In the code within the forum thread below, list the name of every vector declared to hold colors.

Given passage
——————

Screenshot 2022-08-24 at 10.35.452814×1070 231 KB

ok thank you, I did not see that!

Now I have the two plots again, but I would like to merge them into one, with two Y-axes, and the Y-axis of the “blue” graphs should be on the right, going from 0, 50 like it does now, and show “Resistance [Ohm]”. So I made the TGaxis on line 242 (on or about ) and I tried to deal with pads like I saw in some example.

Any ideas how I can merge the two?

Cheers,
Nikkie

You should make only one TMultiGraph collecting all the TGraphs in mg and mg1.

ok, and how do I make sure that the second Y-axes is connected properly connected to the “blue” data points? Because I tried several options but I don’t see how I can do that in one MultiGraph. So that is why I played around with the two MultiGraphs and the TPads.

The 2nd axis is a TGaxis. It is not “connected” to anything. That’s up to you to define its limits when you create it.

ok, maybe I explained myself wrong, but luckily I found another answer from you with what I meant

I’m almost there now, but the blue axes does not want to go to the right:

#include <iostream>
#include <map>
#include <vector>
#include <fstream>

#include "TCanvas.h"
#include "TPad.h"
#include "TGraph.h"
#include "TMultiGraph.h"
#include "TTree.h"
#include "TList.h"
#include "TDatime.h"
#include "TAxis.h"
#include "TGaxis.h"
#include "TLegend.h"
#include "TStyle.h"
#include "TMath.h"
#include "TLine.h"
#include "TText.h"

// Colors
const int cRed = 632;
const int cOrange = 800;
const int cBlue = 860;
const std::vector<int> cColorsTwelve {cRed-9, cOrange, cBlue+6, cRed-4, cOrange-3, cBlue+5, cRed+1, cOrange+8, cBlue-5, cRed+3, cOrange+4, cBlue-6};
const std::vector<int> cColorsFifteen {cRed-9, cOrange, cBlue+6, cRed-4, cOrange-3, cBlue+5, cRed+1, cOrange+8, cBlue-5, cRed+3, cOrange+4, cBlue-6, cRed+4, cOrange+3, cBlue+3};
const vector<int> cColorsEight {cBlue+6, cOrange-4, cBlue+5, cOrange+6, cBlue-5, cRed-7, cBlue-6, cRed+1};
const vector<int> cColorsFour {cRed-7, cOrange+6, cOrange-4, cBlue+6};
const std::vector<int> cColorsTwo {cOrange-4, cBlue+6};

const int cLineThickness = 2;

bool checkFile (const char* fileName)

——————

Dataset records
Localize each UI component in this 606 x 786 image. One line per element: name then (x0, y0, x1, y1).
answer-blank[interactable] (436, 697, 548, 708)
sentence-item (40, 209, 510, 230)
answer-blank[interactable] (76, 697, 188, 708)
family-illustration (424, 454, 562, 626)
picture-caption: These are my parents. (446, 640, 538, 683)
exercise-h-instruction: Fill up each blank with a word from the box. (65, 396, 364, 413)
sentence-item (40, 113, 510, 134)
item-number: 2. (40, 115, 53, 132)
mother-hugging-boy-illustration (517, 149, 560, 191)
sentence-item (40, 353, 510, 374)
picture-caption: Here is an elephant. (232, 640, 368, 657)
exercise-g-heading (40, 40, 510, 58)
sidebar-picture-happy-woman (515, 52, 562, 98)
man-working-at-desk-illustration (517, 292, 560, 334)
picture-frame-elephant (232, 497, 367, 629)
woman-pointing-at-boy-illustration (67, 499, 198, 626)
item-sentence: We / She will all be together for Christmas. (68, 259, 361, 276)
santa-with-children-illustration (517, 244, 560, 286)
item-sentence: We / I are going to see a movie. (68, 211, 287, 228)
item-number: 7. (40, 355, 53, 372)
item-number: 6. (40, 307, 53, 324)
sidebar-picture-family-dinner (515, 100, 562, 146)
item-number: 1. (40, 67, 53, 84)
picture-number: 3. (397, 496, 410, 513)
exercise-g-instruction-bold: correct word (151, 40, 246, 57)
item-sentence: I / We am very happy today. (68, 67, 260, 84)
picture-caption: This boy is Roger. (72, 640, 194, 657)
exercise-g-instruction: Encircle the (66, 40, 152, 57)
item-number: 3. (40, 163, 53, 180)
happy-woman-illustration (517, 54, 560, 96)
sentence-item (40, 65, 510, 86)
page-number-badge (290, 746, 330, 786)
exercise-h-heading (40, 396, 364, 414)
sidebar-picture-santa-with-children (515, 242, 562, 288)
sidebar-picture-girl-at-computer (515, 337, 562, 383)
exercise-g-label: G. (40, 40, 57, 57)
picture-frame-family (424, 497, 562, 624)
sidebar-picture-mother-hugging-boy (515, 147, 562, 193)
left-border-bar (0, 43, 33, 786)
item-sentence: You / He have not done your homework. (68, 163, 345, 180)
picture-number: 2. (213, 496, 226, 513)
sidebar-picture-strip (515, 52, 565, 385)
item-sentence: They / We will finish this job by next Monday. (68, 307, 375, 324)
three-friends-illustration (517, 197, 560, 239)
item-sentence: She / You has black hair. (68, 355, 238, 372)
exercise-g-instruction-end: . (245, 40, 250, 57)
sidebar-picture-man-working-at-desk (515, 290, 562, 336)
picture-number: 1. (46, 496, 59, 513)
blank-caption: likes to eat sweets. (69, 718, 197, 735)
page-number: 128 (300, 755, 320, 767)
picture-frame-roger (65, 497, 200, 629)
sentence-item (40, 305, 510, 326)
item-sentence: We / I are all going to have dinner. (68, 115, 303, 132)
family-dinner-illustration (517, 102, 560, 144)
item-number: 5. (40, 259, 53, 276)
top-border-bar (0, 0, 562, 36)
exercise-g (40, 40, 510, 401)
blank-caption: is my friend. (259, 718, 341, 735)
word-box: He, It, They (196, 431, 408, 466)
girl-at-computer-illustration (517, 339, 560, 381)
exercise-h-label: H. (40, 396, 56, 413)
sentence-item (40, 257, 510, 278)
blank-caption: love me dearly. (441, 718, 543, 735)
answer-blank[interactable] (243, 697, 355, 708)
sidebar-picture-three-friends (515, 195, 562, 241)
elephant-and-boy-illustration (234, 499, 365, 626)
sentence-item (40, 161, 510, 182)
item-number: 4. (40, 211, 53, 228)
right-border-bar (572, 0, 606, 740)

——————

Task result
cColorsTwelve, cColorsFifteen, cColorsEight, cColorsFour, cColorsTwo